* **DATA RECORDS**
_ _ _ _ _

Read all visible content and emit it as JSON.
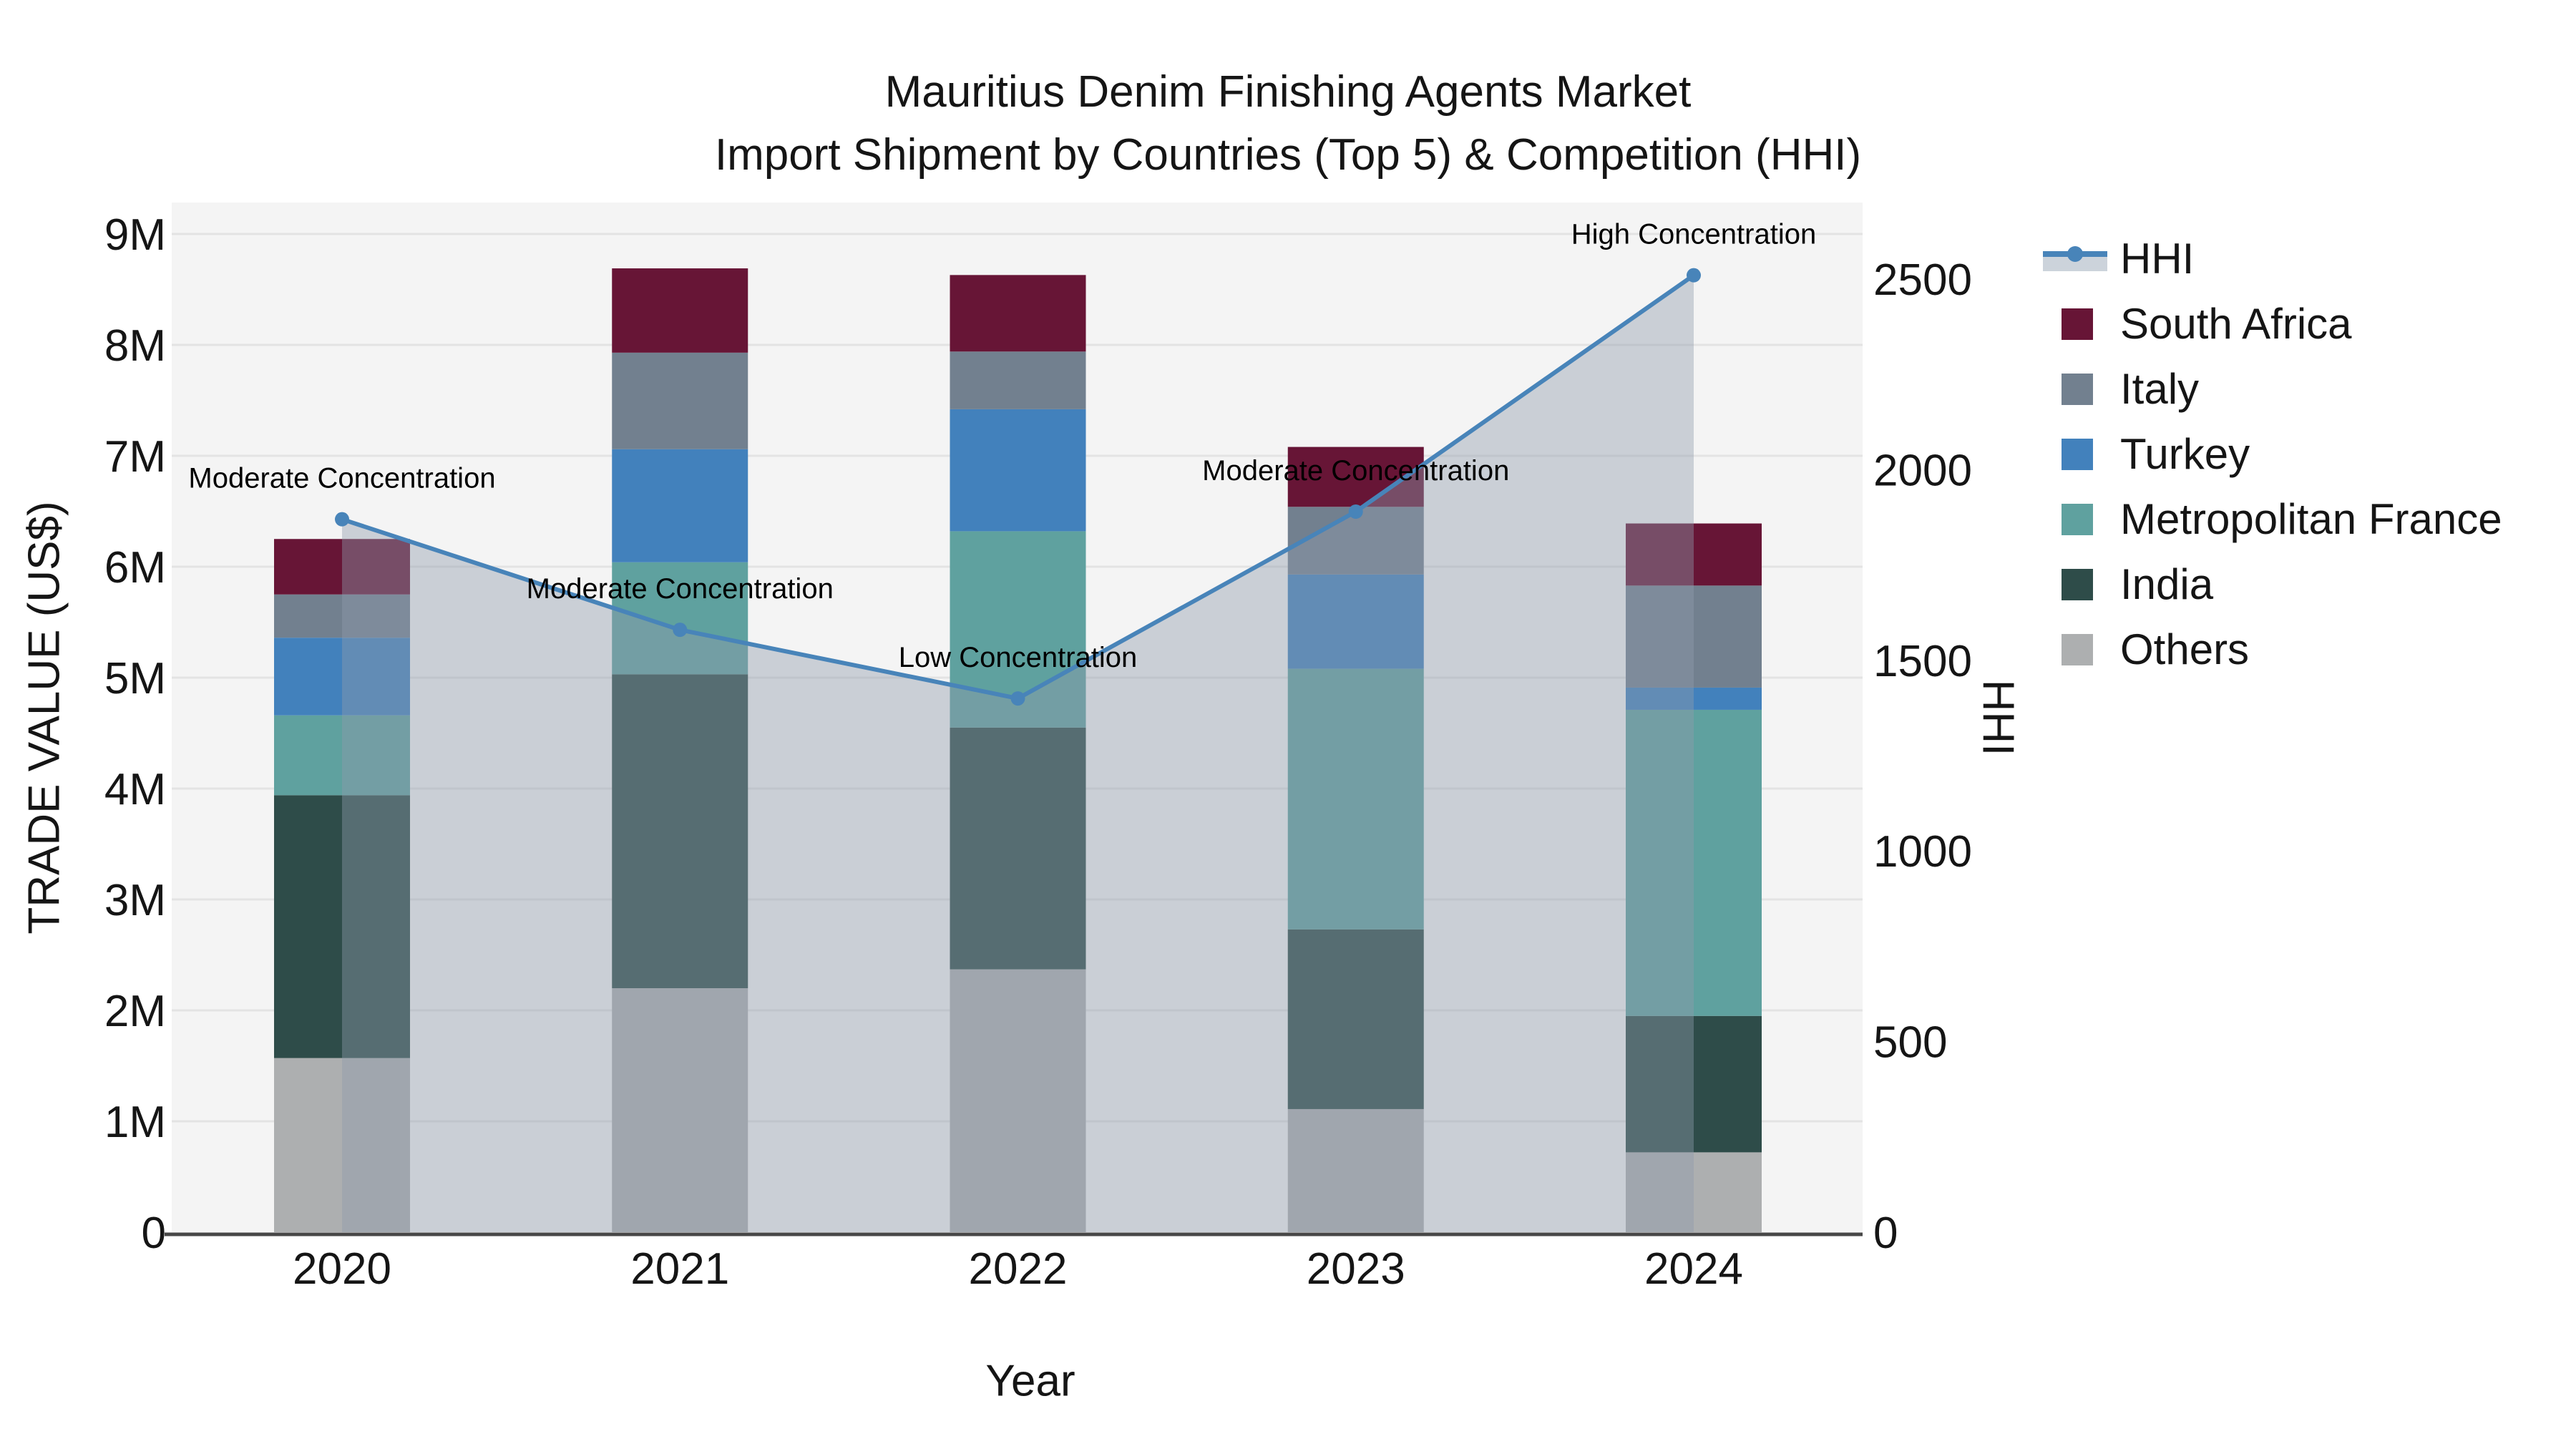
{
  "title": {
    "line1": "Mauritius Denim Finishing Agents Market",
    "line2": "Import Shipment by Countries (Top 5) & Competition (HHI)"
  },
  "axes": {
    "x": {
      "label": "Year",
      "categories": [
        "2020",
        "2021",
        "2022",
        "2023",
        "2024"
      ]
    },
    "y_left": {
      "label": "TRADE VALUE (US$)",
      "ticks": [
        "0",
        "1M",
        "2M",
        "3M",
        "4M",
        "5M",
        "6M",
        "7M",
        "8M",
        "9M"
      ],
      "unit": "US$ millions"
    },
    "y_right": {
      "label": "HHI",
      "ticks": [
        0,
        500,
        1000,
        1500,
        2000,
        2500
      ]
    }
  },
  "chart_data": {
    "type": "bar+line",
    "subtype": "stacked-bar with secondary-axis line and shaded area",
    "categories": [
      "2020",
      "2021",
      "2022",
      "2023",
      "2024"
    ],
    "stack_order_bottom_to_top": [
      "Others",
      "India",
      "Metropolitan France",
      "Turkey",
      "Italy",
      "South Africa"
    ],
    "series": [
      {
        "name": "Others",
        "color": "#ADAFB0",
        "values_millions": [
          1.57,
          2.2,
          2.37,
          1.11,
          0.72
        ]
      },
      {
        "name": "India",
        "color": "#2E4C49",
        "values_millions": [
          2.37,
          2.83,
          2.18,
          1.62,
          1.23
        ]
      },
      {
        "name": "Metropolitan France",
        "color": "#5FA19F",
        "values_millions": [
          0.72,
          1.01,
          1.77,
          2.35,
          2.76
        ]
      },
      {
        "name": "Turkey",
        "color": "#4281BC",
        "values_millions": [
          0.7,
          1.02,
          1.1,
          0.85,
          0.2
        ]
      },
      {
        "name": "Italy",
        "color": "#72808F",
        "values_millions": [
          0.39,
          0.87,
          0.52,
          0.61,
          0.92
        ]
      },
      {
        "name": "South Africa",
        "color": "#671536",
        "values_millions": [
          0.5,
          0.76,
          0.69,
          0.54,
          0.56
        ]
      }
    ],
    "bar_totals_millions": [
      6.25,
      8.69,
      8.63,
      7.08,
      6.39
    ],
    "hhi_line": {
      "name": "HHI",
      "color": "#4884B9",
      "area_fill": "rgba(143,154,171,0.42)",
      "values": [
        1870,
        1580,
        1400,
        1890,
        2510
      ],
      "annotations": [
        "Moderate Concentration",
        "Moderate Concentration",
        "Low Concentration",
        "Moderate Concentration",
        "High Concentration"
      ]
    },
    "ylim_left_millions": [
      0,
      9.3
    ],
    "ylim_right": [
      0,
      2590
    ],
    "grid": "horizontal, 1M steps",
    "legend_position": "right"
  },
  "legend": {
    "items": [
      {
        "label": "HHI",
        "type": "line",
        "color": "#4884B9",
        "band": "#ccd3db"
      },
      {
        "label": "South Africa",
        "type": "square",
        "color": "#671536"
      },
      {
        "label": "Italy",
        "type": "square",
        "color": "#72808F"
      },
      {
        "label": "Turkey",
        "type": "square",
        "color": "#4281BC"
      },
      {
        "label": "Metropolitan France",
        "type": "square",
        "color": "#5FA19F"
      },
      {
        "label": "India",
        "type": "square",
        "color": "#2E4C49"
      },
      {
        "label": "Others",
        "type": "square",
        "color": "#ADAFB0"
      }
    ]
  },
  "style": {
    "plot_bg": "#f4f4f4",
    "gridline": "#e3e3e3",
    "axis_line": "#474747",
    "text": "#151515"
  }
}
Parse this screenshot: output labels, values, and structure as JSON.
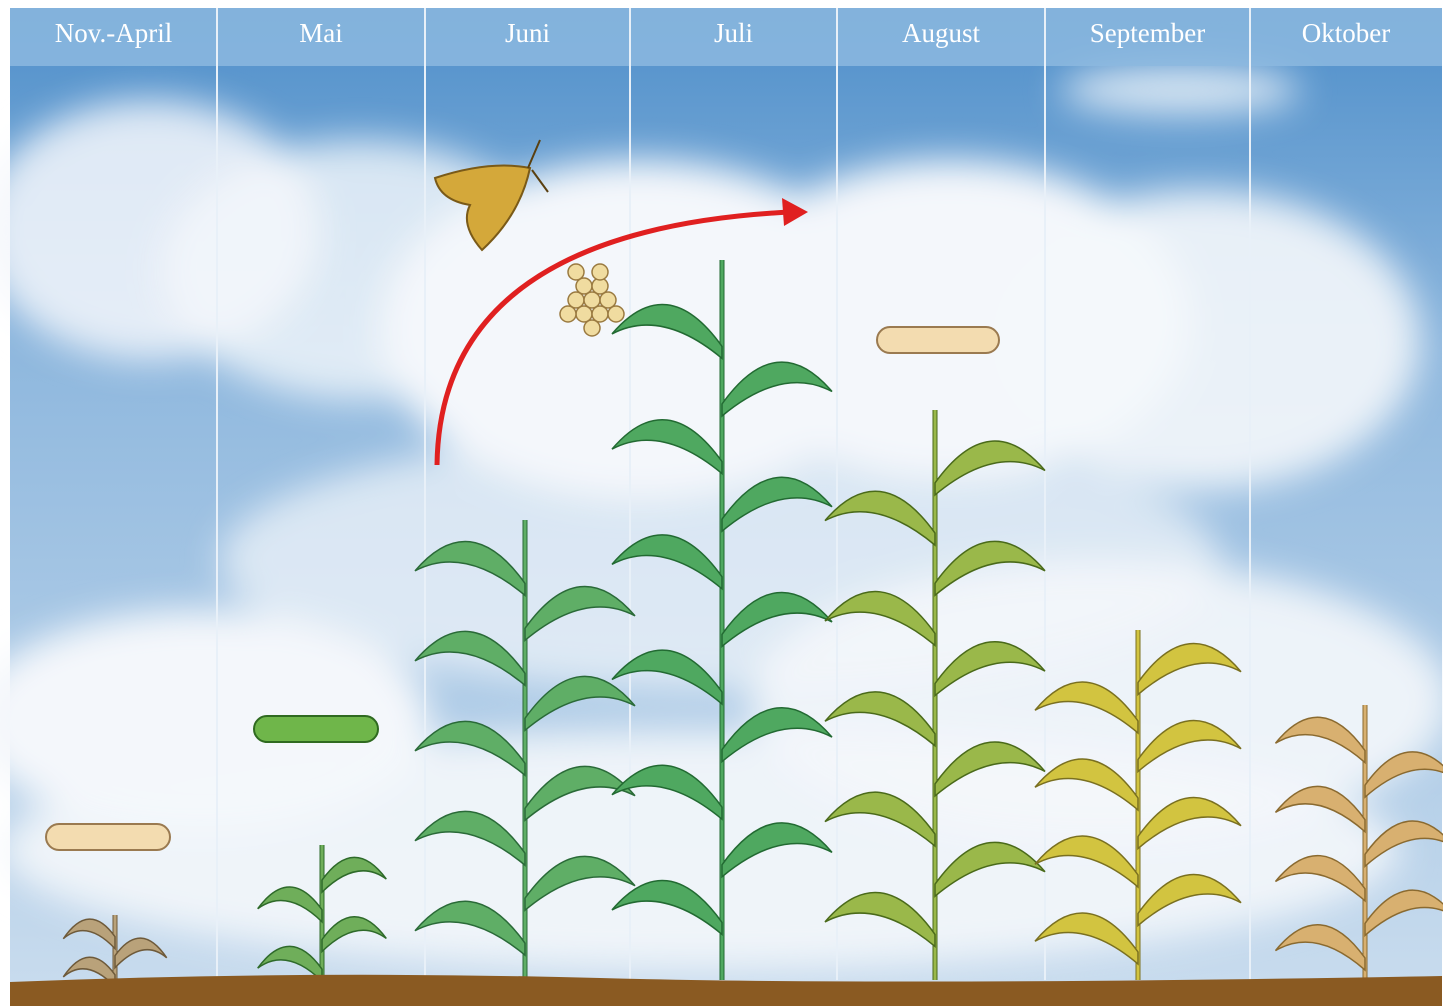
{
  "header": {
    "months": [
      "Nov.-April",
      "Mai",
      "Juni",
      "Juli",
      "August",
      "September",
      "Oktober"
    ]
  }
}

_ _ _ _ _

* **TASK STATEMENT**
Give the data again exactly as written, with all pictures left out.

* **SOLUTION TO THIS EXERCISE**
Read all visible content and emit it as JSON.
{
  "title": {
    "line1": "Mauritius Denim Finishing Agents Market",
    "line2": "Import Shipment by Countries (Top 5) & Competition (HHI)"
  },
  "axes": {
    "x": {
      "label": "Year",
      "categories": [
        "2020",
        "2021",
        "2022",
        "2023",
        "2024"
      ]
    },
    "y_left": {
      "label": "TRADE VALUE (US$)",
      "ticks": [
        "0",
        "1M",
        "2M",
        "3M",
        "4M",
        "5M",
        "6M",
        "7M",
        "8M",
        "9M"
      ],
      "unit": "US$ millions"
    },
    "y_right": {
      "label": "HHI",
      "ticks": [
        0,
        500,
        1000,
        1500,
        2000,
        2500
      ]
    }
  },
  "chart_data": {
    "type": "bar+line",
    "subtype": "stacked-bar with secondary-axis line and shaded area",
    "categories": [
      "2020",
      "2021",
      "2022",
      "2023",
      "2024"
    ],
    "stack_order_bottom_to_top": [
      "Others",
      "India",
      "Metropolitan France",
      "Turkey",
      "Italy",
      "South Africa"
    ],
    "series": [
      {
        "name": "Others",
        "color": "#ADAFB0",
        "values_millions": [
          1.57,
          2.2,
          2.37,
          1.11,
          0.72
        ]
      },
      {
        "name": "India",
        "color": "#2E4C49",
        "values_millions": [
          2.37,
          2.83,
          2.18,
          1.62,
          1.23
        ]
      },
      {
        "name": "Metropolitan France",
        "color": "#5FA19F",
        "values_millions": [
          0.72,
          1.01,
          1.77,
          2.35,
          2.76
        ]
      },
      {
        "name": "Turkey",
        "color": "#4281BC",
        "values_millions": [
          0.7,
          1.02,
          1.1,
          0.85,
          0.2
        ]
      },
      {
        "name": "Italy",
        "color": "#72808F",
        "values_millions": [
          0.39,
          0.87,
          0.52,
          0.61,
          0.92
        ]
      },
      {
        "name": "South Africa",
        "color": "#671536",
        "values_millions": [
          0.5,
          0.76,
          0.69,
          0.54,
          0.56
        ]
      }
    ],
    "bar_totals_millions": [
      6.25,
      8.69,
      8.63,
      7.08,
      6.39
    ],
    "hhi_line": {
      "name": "HHI",
      "color": "#4884B9",
      "area_fill": "rgba(143,154,171,0.42)",
      "values": [
        1870,
        1580,
        1400,
        1890,
        2510
      ],
      "annotations": [
        "Moderate Concentration",
        "Moderate Concentration",
        "Low Concentration",
        "Moderate Concentration",
        "High Concentration"
      ]
    },
    "ylim_left_millions": [
      0,
      9.3
    ],
    "ylim_right": [
      0,
      2590
    ],
    "grid": "horizontal, 1M steps",
    "legend_position": "right"
  },
  "legend": {
    "items": [
      {
        "label": "HHI",
        "type": "line",
        "color": "#4884B9",
        "band": "#ccd3db"
      },
      {
        "label": "South Africa",
        "type": "square",
        "color": "#671536"
      },
      {
        "label": "Italy",
        "type": "square",
        "color": "#72808F"
      },
      {
        "label": "Turkey",
        "type": "square",
        "color": "#4281BC"
      },
      {
        "label": "Metropolitan France",
        "type": "square",
        "color": "#5FA19F"
      },
      {
        "label": "India",
        "type": "square",
        "color": "#2E4C49"
      },
      {
        "label": "Others",
        "type": "square",
        "color": "#ADAFB0"
      }
    ]
  },
  "style": {
    "plot_bg": "#f4f4f4",
    "gridline": "#e3e3e3",
    "axis_line": "#474747",
    "text": "#151515"
  }
}
Parse this screenshot: output labels, values, and structure as JSON.
{
  "header": {
    "months": [
      "Nov.-April",
      "Mai",
      "Juni",
      "Juli",
      "August",
      "September",
      "Oktober"
    ]
  }
}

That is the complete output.